===== EXCERPTED RECORDS

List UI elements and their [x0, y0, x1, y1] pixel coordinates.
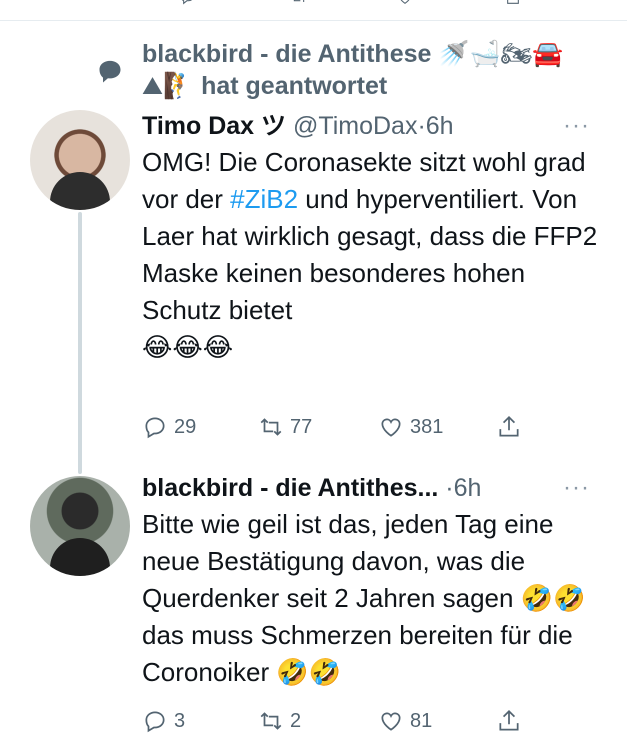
- retweet-count: 2: [290, 709, 302, 732]
- share-icon[interactable]: [502, 0, 524, 6]
- retweet-count: 77: [290, 415, 313, 438]
- tweet-header: blackbird - die Antithes... ·6h ···: [142, 470, 604, 506]
- speech-bubble-icon: [99, 60, 121, 83]
- reply-button[interactable]: 3: [142, 706, 185, 736]
- tweet[interactable]: blackbird - die Antithes... ·6h ··· Bitt…: [142, 470, 604, 733]
- share-icon: [499, 416, 519, 437]
- reply-banner-emojis-2: ⛰🧗: [142, 72, 195, 100]
- previous-tweet-actions: [0, 0, 627, 20]
- heart-icon: [381, 418, 401, 437]
- reply-banner-text: blackbird - die Antithese 🚿🛁🏍🚘 ⛰🧗 hat ge…: [142, 38, 612, 102]
- reply-icon[interactable]: [176, 0, 198, 6]
- thread-line: [78, 212, 82, 474]
- tweet-actions: 3 2 81: [142, 706, 604, 736]
- avatar[interactable]: [30, 110, 130, 210]
- reply-banner-emojis: 🚿🛁🏍🚘: [438, 40, 564, 68]
- tweet[interactable]: Timo Dax ツ @TimoDax·6h ··· OMG! Die Coro…: [142, 108, 604, 439]
- tweet-emoji-line: 😂😂😂: [142, 332, 234, 362]
- avatar-silhouette: [50, 172, 110, 210]
- share-button[interactable]: [496, 706, 522, 736]
- display-name[interactable]: blackbird - die Antithes...: [142, 474, 438, 502]
- avatar-silhouette: [50, 538, 110, 576]
- display-name[interactable]: Timo Dax ツ: [142, 112, 286, 140]
- handle-timestamp[interactable]: ·6h: [445, 474, 481, 502]
- retweet-button[interactable]: 2: [258, 706, 301, 736]
- reply-count: 29: [174, 415, 197, 438]
- avatar[interactable]: [30, 476, 130, 576]
- tweet-text: Bitte wie geil ist das, jeden Tag eine n…: [142, 509, 586, 687]
- like-button[interactable]: 381: [378, 412, 443, 442]
- retweet-icon: [260, 418, 282, 436]
- more-options-icon[interactable]: ···: [563, 108, 590, 144]
- retweet-icon: [260, 712, 282, 730]
- like-icon[interactable]: [394, 0, 416, 6]
- hashtag-link[interactable]: #ZiB2: [230, 184, 298, 214]
- reply-icon: [145, 711, 165, 733]
- tweet-text: OMG! Die Coronasekte sitzt wohl grad vor…: [142, 144, 604, 366]
- handle-timestamp[interactable]: @TimoDax·6h: [293, 112, 454, 140]
- tweet-actions: 29 77 381: [142, 412, 604, 442]
- reply-button[interactable]: 29: [142, 412, 196, 442]
- more-options-icon[interactable]: ···: [563, 470, 590, 506]
- reply-banner-action: hat geantwortet: [201, 72, 388, 100]
- reply-count: 3: [174, 709, 186, 732]
- reply-icon: [145, 417, 165, 439]
- heart-icon: [381, 712, 401, 731]
- like-count: 81: [410, 709, 433, 732]
- divider: [0, 20, 627, 21]
- reply-banner-name[interactable]: blackbird - die Antithese: [142, 40, 431, 68]
- tweet-header: Timo Dax ツ @TimoDax·6h ···: [142, 108, 604, 144]
- like-count: 381: [410, 415, 444, 438]
- like-button[interactable]: 81: [378, 706, 432, 736]
- share-button[interactable]: [496, 412, 522, 442]
- retweet-button[interactable]: 77: [258, 412, 312, 442]
- retweet-icon[interactable]: [288, 0, 310, 6]
- share-icon: [499, 710, 519, 731]
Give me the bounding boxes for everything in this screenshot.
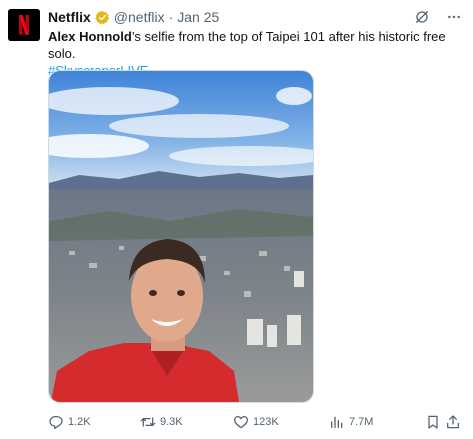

==========

● WRITTEN INSTRUCTION
Reproduce all of the data above line for line, without the pictures.

● EXERCISE RESPONSE
List UI elements and their [x0, y0, x1, y1] pixel coordinates.
- retweet-count: 2: [290, 709, 302, 732]
- share-icon[interactable]: [502, 0, 524, 6]
- retweet-count: 77: [290, 415, 313, 438]
- tweet-header: blackbird - die Antithes... ·6h ···: [142, 470, 604, 506]
- speech-bubble-icon: [99, 60, 121, 83]
- reply-button[interactable]: 3: [142, 706, 185, 736]
- tweet[interactable]: blackbird - die Antithes... ·6h ··· Bitt…: [142, 470, 604, 733]
- share-icon: [499, 416, 519, 437]
- reply-banner-emojis-2: ⛰🧗: [142, 72, 195, 100]
- previous-tweet-actions: [0, 0, 627, 20]
- heart-icon: [381, 418, 401, 437]
- reply-banner-text: blackbird - die Antithese 🚿🛁🏍🚘 ⛰🧗 hat ge…: [142, 38, 612, 102]
- reply-icon[interactable]: [176, 0, 198, 6]
- thread-line: [78, 212, 82, 474]
- tweet-actions: 3 2 81: [142, 706, 604, 736]
- avatar[interactable]: [30, 110, 130, 210]
- reply-banner-emojis: 🚿🛁🏍🚘: [438, 40, 564, 68]
- tweet[interactable]: Timo Dax ツ @TimoDax·6h ··· OMG! Die Coro…: [142, 108, 604, 439]
- tweet-emoji-line: 😂😂😂: [142, 332, 234, 362]
- avatar-silhouette: [50, 172, 110, 210]
- share-button[interactable]: [496, 706, 522, 736]
- display-name[interactable]: blackbird - die Antithes...: [142, 474, 438, 502]
- avatar-silhouette: [50, 538, 110, 576]
- display-name[interactable]: Timo Dax ツ: [142, 112, 286, 140]
- handle-timestamp[interactable]: ·6h: [445, 474, 481, 502]
- retweet-button[interactable]: 2: [258, 706, 301, 736]
- reply-count: 29: [174, 415, 197, 438]
- avatar[interactable]: [30, 476, 130, 576]
- tweet-text: Bitte wie geil ist das, jeden Tag eine n…: [142, 509, 586, 687]
- like-button[interactable]: 381: [378, 412, 443, 442]
- retweet-icon: [260, 418, 282, 436]
- more-options-icon[interactable]: ···: [563, 108, 590, 144]
- retweet-icon: [260, 712, 282, 730]
- like-icon[interactable]: [394, 0, 416, 6]
- hashtag-link[interactable]: #ZiB2: [230, 184, 298, 214]
- reply-icon: [145, 711, 165, 733]
- tweet-text: OMG! Die Coronasekte sitzt wohl grad vor…: [142, 144, 604, 366]
- handle-timestamp[interactable]: @TimoDax·6h: [293, 112, 454, 140]
- tweet-actions: 29 77 381: [142, 412, 604, 442]
- reply-button[interactable]: 29: [142, 412, 196, 442]
- more-options-icon[interactable]: ···: [563, 470, 590, 506]
- reply-banner-action: hat geantwortet: [201, 72, 388, 100]
- reply-count: 3: [174, 709, 186, 732]
- reply-icon: [145, 417, 165, 439]
- heart-icon: [381, 712, 401, 731]
- like-count: 81: [410, 709, 433, 732]
- divider: [0, 20, 627, 21]
- reply-banner-name[interactable]: blackbird - die Antithese: [142, 40, 431, 68]
- tweet-header: Timo Dax ツ @TimoDax·6h ···: [142, 108, 604, 144]
- like-count: 381: [410, 415, 444, 438]
- like-button[interactable]: 81: [378, 706, 432, 736]
- share-button[interactable]: [496, 412, 522, 442]
- retweet-button[interactable]: 77: [258, 412, 312, 442]
- retweet-icon[interactable]: [288, 0, 310, 6]
- share-icon: [499, 710, 519, 731]
Give me the bounding boxes for everything in this screenshot.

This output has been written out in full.